_INSTRUCTIONS TO FOLLOW_: Look through the data for the string "Gross". Copy every line where it is found.

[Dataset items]
——————
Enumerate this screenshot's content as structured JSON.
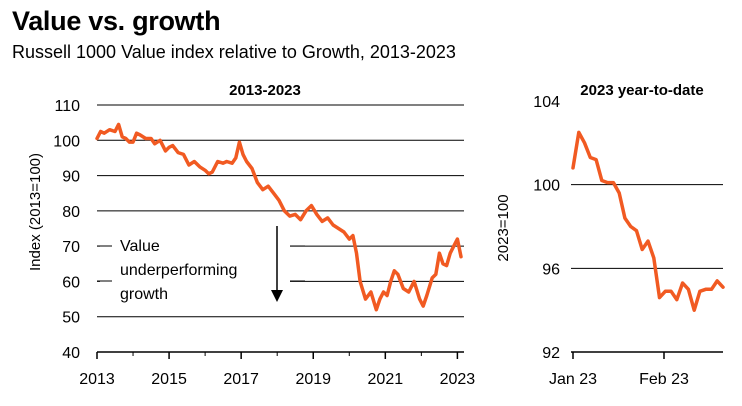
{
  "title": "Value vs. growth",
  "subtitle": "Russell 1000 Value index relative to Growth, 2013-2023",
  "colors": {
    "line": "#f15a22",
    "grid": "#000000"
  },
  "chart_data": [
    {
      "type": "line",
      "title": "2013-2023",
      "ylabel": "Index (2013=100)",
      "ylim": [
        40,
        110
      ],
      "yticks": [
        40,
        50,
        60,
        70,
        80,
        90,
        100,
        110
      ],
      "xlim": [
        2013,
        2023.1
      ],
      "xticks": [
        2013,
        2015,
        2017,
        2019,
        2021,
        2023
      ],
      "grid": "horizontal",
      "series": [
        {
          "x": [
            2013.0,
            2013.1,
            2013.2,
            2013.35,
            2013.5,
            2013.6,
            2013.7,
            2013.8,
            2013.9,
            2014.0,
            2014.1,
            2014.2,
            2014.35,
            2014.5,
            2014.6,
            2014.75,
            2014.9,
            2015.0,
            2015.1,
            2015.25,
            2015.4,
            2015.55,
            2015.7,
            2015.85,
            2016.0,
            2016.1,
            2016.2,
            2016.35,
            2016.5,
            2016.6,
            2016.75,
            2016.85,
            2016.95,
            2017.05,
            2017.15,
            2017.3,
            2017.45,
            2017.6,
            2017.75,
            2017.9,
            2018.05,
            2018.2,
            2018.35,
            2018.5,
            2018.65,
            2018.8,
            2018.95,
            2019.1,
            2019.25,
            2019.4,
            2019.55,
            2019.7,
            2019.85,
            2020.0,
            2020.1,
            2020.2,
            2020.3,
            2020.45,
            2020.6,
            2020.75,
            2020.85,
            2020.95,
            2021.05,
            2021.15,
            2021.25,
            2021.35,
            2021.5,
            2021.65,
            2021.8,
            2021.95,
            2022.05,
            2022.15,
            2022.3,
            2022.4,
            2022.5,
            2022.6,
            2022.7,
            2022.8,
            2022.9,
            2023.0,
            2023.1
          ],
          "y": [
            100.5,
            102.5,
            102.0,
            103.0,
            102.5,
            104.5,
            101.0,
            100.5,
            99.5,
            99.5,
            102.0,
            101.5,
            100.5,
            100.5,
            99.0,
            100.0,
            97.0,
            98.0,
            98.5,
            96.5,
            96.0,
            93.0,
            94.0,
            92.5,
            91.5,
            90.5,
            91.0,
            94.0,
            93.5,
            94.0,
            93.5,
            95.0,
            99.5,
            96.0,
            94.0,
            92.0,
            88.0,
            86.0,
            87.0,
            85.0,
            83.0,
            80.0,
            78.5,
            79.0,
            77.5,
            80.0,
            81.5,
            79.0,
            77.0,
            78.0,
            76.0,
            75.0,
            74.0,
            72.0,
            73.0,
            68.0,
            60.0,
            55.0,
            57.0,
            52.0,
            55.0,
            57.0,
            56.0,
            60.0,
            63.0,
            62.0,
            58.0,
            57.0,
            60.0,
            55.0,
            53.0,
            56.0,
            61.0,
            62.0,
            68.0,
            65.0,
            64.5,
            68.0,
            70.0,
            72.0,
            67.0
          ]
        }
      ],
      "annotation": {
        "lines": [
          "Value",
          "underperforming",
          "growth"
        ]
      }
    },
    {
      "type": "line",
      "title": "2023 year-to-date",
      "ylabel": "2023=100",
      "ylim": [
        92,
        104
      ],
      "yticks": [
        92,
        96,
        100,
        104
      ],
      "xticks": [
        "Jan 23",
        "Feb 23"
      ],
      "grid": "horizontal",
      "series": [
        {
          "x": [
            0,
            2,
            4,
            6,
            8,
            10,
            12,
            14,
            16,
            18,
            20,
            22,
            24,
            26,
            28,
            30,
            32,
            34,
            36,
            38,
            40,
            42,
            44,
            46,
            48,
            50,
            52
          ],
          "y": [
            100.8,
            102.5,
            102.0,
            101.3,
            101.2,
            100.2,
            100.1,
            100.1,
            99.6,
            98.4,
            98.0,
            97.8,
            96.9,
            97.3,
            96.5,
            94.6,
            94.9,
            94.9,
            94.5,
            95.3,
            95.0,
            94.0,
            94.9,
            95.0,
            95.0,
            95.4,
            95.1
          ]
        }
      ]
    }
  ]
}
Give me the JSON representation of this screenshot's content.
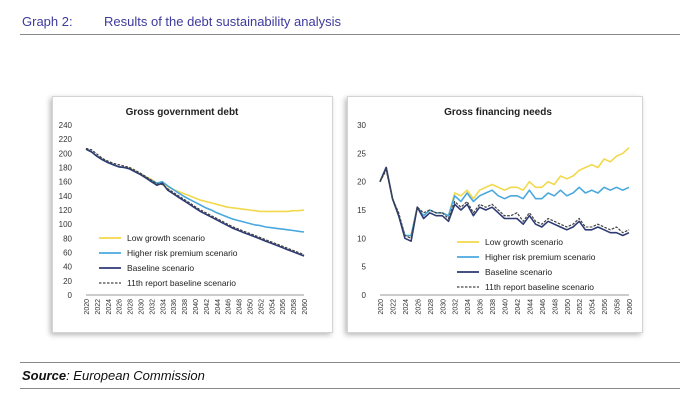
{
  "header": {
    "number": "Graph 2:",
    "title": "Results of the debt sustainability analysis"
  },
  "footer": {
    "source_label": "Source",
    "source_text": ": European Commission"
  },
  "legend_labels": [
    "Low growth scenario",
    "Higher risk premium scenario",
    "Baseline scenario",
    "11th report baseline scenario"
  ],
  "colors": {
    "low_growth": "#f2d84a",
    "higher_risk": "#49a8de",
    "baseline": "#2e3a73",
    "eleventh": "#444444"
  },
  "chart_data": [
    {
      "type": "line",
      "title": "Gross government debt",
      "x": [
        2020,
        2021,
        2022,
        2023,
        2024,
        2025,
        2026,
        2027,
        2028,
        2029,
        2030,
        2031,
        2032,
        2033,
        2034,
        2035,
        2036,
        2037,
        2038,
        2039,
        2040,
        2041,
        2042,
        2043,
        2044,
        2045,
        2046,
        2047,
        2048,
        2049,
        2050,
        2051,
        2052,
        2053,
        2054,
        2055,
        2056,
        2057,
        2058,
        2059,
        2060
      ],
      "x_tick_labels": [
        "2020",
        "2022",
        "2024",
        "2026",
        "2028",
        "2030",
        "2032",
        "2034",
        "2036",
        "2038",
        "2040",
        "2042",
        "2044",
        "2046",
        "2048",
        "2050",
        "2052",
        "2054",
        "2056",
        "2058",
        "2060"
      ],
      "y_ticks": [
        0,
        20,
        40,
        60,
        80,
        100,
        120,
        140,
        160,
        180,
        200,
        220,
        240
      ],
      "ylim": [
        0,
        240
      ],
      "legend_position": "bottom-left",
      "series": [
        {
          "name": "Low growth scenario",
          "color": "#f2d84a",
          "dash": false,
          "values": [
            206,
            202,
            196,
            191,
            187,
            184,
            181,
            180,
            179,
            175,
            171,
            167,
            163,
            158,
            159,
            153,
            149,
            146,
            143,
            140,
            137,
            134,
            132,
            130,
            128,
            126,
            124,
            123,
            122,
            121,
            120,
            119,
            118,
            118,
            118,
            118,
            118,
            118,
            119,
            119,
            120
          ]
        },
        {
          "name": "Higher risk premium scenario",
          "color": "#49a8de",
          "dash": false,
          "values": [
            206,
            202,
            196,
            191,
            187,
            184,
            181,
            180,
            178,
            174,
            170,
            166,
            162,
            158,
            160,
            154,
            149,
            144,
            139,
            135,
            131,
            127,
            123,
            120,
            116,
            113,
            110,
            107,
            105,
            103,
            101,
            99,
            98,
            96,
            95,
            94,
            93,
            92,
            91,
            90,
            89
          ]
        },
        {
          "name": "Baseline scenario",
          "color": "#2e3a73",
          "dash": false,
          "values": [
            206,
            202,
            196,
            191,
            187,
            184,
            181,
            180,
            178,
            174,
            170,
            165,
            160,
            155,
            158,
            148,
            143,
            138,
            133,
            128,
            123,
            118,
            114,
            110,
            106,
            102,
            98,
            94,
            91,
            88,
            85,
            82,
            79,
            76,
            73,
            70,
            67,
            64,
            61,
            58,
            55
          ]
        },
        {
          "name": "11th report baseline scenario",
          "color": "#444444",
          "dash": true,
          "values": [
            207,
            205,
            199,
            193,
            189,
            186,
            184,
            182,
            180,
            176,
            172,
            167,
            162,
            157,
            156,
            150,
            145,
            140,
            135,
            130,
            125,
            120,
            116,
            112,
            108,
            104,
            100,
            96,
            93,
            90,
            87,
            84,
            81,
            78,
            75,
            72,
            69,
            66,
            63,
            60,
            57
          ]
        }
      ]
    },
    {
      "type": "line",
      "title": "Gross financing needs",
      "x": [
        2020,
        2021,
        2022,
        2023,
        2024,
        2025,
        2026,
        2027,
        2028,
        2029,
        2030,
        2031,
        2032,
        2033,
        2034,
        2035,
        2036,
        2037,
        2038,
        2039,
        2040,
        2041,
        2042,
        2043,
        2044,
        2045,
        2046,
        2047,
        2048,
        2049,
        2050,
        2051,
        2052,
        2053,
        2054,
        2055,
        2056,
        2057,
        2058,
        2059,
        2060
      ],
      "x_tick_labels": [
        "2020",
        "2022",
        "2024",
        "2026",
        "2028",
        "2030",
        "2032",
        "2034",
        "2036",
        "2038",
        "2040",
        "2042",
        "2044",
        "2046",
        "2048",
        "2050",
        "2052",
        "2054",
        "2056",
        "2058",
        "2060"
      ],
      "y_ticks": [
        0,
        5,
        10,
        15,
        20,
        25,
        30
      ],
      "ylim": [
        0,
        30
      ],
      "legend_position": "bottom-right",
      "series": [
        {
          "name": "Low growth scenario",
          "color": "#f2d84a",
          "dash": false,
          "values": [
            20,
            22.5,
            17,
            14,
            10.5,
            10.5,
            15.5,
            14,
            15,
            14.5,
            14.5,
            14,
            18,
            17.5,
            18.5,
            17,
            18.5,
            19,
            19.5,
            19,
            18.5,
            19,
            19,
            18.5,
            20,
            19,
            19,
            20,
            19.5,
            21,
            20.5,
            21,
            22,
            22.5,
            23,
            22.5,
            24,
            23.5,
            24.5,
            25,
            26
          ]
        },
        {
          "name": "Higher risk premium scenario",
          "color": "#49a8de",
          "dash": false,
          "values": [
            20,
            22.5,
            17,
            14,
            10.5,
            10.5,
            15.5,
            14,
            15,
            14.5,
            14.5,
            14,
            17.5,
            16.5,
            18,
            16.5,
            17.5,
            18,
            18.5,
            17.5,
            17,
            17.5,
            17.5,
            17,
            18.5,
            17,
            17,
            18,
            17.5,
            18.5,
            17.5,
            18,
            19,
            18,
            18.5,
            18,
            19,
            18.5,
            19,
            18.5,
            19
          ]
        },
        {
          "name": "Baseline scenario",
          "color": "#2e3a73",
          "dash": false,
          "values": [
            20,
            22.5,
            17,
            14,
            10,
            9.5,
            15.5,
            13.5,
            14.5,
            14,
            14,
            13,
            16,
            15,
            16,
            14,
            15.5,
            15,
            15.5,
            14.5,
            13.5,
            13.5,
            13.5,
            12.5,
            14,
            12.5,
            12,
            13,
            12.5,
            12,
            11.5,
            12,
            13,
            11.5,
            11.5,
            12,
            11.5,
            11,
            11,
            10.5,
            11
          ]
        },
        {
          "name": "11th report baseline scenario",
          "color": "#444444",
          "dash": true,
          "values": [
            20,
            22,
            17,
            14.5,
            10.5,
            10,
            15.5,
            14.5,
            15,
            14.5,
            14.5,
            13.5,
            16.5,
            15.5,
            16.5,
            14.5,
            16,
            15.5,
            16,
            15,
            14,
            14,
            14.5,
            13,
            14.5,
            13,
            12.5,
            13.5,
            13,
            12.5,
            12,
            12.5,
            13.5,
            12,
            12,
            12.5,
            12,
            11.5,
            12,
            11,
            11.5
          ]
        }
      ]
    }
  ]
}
——————
_EXERCISE RESULT_:
      "title": "Gross government debt",
      "title": "Gross financing needs",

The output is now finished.